▶ WHAT YOU HAVE TO DO:
Write the entries below out again exactly; any picture in them stays out.

___ DATA RECORDS

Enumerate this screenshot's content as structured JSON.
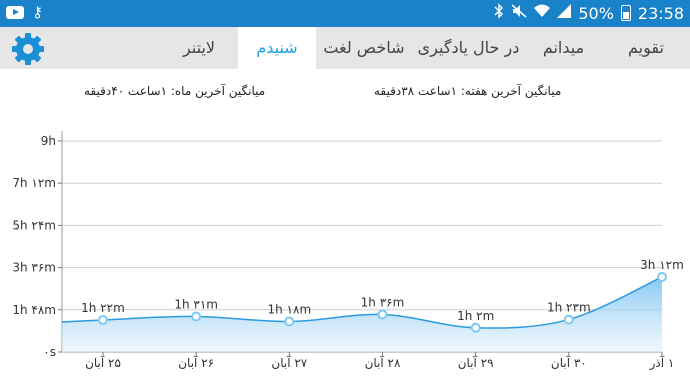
{
  "status_bar": {
    "battery_percent": "50%",
    "time": "23:58",
    "left_icons": [
      "youtube-icon",
      "key-icon"
    ],
    "right_icons": [
      "bluetooth-icon",
      "mute-icon",
      "wifi-icon",
      "signal-icon",
      "battery-icon"
    ]
  },
  "tabs": [
    {
      "label": "تقویم",
      "active": false
    },
    {
      "label": "میدانم",
      "active": false
    },
    {
      "label": "در حال یادگیری",
      "active": false
    },
    {
      "label": "شاخص لغت",
      "active": false
    },
    {
      "label": "شنیدم",
      "active": true
    },
    {
      "label": "لایتنر",
      "active": false
    }
  ],
  "settings_icon": "gear-icon",
  "averages": {
    "week": "میانگین آخرین هفته: ۱ساعت  ۳۸دقیقه",
    "month": "میانگین آخرین ماه: ۱ساعت  ۴۰دقیقه"
  },
  "colors": {
    "status_bar": "#1a82c9",
    "tab_bar": "#e6e6e6",
    "active_tab_text": "#1da1e6",
    "line": "#2b9be0",
    "fill_top": "#7cc3f3",
    "fill_bottom": "#e3f2fc"
  },
  "chart_data": {
    "type": "area",
    "y_ticks": [
      "۰s",
      "1h ۴۸m",
      "3h ۳۶m",
      "5h ۲۴m",
      "7h ۱۲m",
      "9h"
    ],
    "y_range_minutes": [
      0,
      540
    ],
    "categories": [
      "۲۵ آبان",
      "۲۶ آبان",
      "۲۷ آبان",
      "۲۸ آبان",
      "۲۹ آبان",
      "۳۰ آبان",
      "۱ آذر"
    ],
    "values_minutes": [
      82,
      91,
      78,
      96,
      62,
      83,
      192
    ],
    "point_labels": [
      "1h ۲۲m",
      "1h ۳۱m",
      "1h ۱۸m",
      "1h ۳۶m",
      "1h ۲m",
      "1h ۲۳m",
      "3h ۱۲m"
    ],
    "grid": true
  }
}
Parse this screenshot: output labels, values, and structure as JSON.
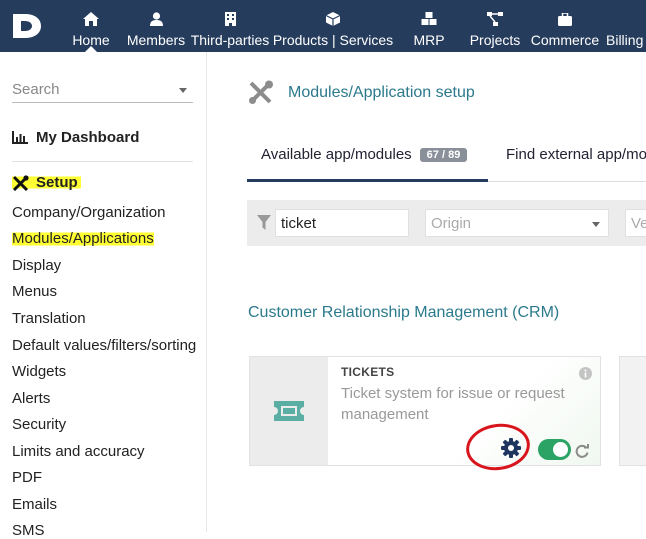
{
  "topbar": {
    "logo_letter": "D",
    "items": [
      {
        "label": "Home",
        "icon": "home-icon"
      },
      {
        "label": "Members",
        "icon": "user-icon"
      },
      {
        "label": "Third-parties",
        "icon": "building-icon"
      },
      {
        "label": "Products | Services",
        "icon": "cube-icon"
      },
      {
        "label": "MRP",
        "icon": "cubes-icon"
      },
      {
        "label": "Projects",
        "icon": "project-diagram-icon"
      },
      {
        "label": "Commerce",
        "icon": "suitcase-icon"
      },
      {
        "label": "Billing",
        "icon": "billing-icon"
      }
    ],
    "active_item": "Home",
    "bg_color": "#263c5c"
  },
  "sidebar": {
    "search_placeholder": "Search",
    "dashboard_label": "My Dashboard",
    "setup_label": "Setup",
    "items": [
      "Company/Organization",
      "Modules/Applications",
      "Display",
      "Menus",
      "Translation",
      "Default values/filters/sorting",
      "Widgets",
      "Alerts",
      "Security",
      "Limits and accuracy",
      "PDF",
      "Emails",
      "SMS"
    ],
    "highlight_color": "#ffff33"
  },
  "main": {
    "page_title": "Modules/Application setup",
    "tabs": [
      {
        "label": "Available app/modules",
        "badge": "67 / 89"
      },
      {
        "label": "Find external app/mod"
      }
    ],
    "filters": {
      "search_value": "ticket",
      "origin_placeholder": "Origin",
      "third_placeholder": "Ve"
    },
    "section_title": "Customer Relationship Management (CRM)",
    "module": {
      "name": "TICKETS",
      "description": "Ticket system for issue or request management",
      "enabled": true,
      "icon": "ticket-icon"
    },
    "accent_color": "#2b7a8c",
    "toggle_color": "#2aa364",
    "annotation_color": "#d8141c"
  }
}
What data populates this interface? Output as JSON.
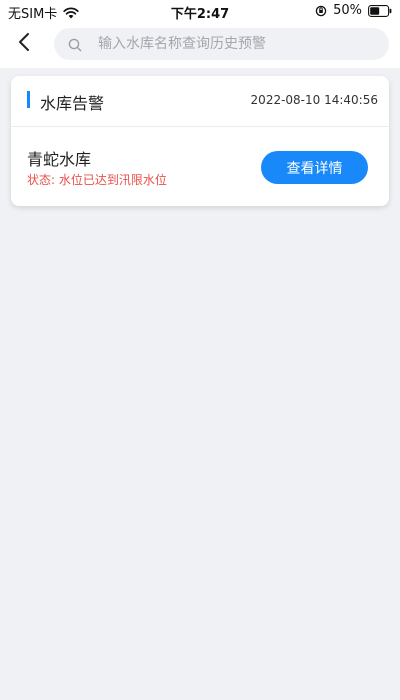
{
  "status_bar": {
    "carrier": "无SIM卡",
    "time": "下午2:47",
    "battery": "50%"
  },
  "header": {
    "search": {
      "placeholder": "输入水库名称查询历史预警",
      "value": ""
    }
  },
  "alert_card": {
    "title": "水库告警",
    "time": "2022-08-10 14:40:56",
    "reservoir_name": "青蛇水库",
    "status": "状态: 水位已达到汛限水位",
    "button_label": "查看详情"
  },
  "colors": {
    "accent": "#1989fa",
    "warning": "#e8514a",
    "background": "#f0f1f5"
  },
  "icons": {
    "wifi": "wifi-icon",
    "rotation_lock": "rotation-lock-icon",
    "battery": "battery-icon",
    "back": "chevron-left-icon",
    "search": "search-icon"
  }
}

______

▶ WORKED ANSWER:
Enumerate this screenshot's content as structured JSON.
{
  "status_bar": {
    "battery_percent": "50%",
    "time": "23:58",
    "left_icons": [
      "youtube-icon",
      "key-icon"
    ],
    "right_icons": [
      "bluetooth-icon",
      "mute-icon",
      "wifi-icon",
      "signal-icon",
      "battery-icon"
    ]
  },
  "tabs": [
    {
      "label": "تقویم",
      "active": false
    },
    {
      "label": "میدانم",
      "active": false
    },
    {
      "label": "در حال یادگیری",
      "active": false
    },
    {
      "label": "شاخص لغت",
      "active": false
    },
    {
      "label": "شنیدم",
      "active": true
    },
    {
      "label": "لایتنر",
      "active": false
    }
  ],
  "settings_icon": "gear-icon",
  "averages": {
    "week": "میانگین آخرین هفته: ۱ساعت  ۳۸دقیقه",
    "month": "میانگین آخرین ماه: ۱ساعت  ۴۰دقیقه"
  },
  "colors": {
    "status_bar": "#1a82c9",
    "tab_bar": "#e6e6e6",
    "active_tab_text": "#1da1e6",
    "line": "#2b9be0",
    "fill_top": "#7cc3f3",
    "fill_bottom": "#e3f2fc"
  },
  "chart_data": {
    "type": "area",
    "y_ticks": [
      "۰s",
      "1h ۴۸m",
      "3h ۳۶m",
      "5h ۲۴m",
      "7h ۱۲m",
      "9h"
    ],
    "y_range_minutes": [
      0,
      540
    ],
    "categories": [
      "۲۵ آبان",
      "۲۶ آبان",
      "۲۷ آبان",
      "۲۸ آبان",
      "۲۹ آبان",
      "۳۰ آبان",
      "۱ آذر"
    ],
    "values_minutes": [
      82,
      91,
      78,
      96,
      62,
      83,
      192
    ],
    "point_labels": [
      "1h ۲۲m",
      "1h ۳۱m",
      "1h ۱۸m",
      "1h ۳۶m",
      "1h ۲m",
      "1h ۲۳m",
      "3h ۱۲m"
    ],
    "grid": true
  }
}
Parse this screenshot: output labels, values, and structure as JSON.
{
  "topbar": {
    "logo_letter": "D",
    "items": [
      {
        "label": "Home",
        "icon": "home-icon"
      },
      {
        "label": "Members",
        "icon": "user-icon"
      },
      {
        "label": "Third-parties",
        "icon": "building-icon"
      },
      {
        "label": "Products | Services",
        "icon": "cube-icon"
      },
      {
        "label": "MRP",
        "icon": "cubes-icon"
      },
      {
        "label": "Projects",
        "icon": "project-diagram-icon"
      },
      {
        "label": "Commerce",
        "icon": "suitcase-icon"
      },
      {
        "label": "Billing",
        "icon": "billing-icon"
      }
    ],
    "active_item": "Home",
    "bg_color": "#263c5c"
  },
  "sidebar": {
    "search_placeholder": "Search",
    "dashboard_label": "My Dashboard",
    "setup_label": "Setup",
    "items": [
      "Company/Organization",
      "Modules/Applications",
      "Display",
      "Menus",
      "Translation",
      "Default values/filters/sorting",
      "Widgets",
      "Alerts",
      "Security",
      "Limits and accuracy",
      "PDF",
      "Emails",
      "SMS"
    ],
    "highlight_color": "#ffff33"
  },
  "main": {
    "page_title": "Modules/Application setup",
    "tabs": [
      {
        "label": "Available app/modules",
        "badge": "67 / 89"
      },
      {
        "label": "Find external app/mod"
      }
    ],
    "filters": {
      "search_value": "ticket",
      "origin_placeholder": "Origin",
      "third_placeholder": "Ve"
    },
    "section_title": "Customer Relationship Management (CRM)",
    "module": {
      "name": "TICKETS",
      "description": "Ticket system for issue or request management",
      "enabled": true,
      "icon": "ticket-icon"
    },
    "accent_color": "#2b7a8c",
    "toggle_color": "#2aa364",
    "annotation_color": "#d8141c"
  }
}
What data populates this interface? Output as JSON.
{
  "status_bar": {
    "carrier": "无SIM卡",
    "time": "下午2:47",
    "battery": "50%"
  },
  "header": {
    "search": {
      "placeholder": "输入水库名称查询历史预警",
      "value": ""
    }
  },
  "alert_card": {
    "title": "水库告警",
    "time": "2022-08-10 14:40:56",
    "reservoir_name": "青蛇水库",
    "status": "状态: 水位已达到汛限水位",
    "button_label": "查看详情"
  },
  "colors": {
    "accent": "#1989fa",
    "warning": "#e8514a",
    "background": "#f0f1f5"
  },
  "icons": {
    "wifi": "wifi-icon",
    "rotation_lock": "rotation-lock-icon",
    "battery": "battery-icon",
    "back": "chevron-left-icon",
    "search": "search-icon"
  }
}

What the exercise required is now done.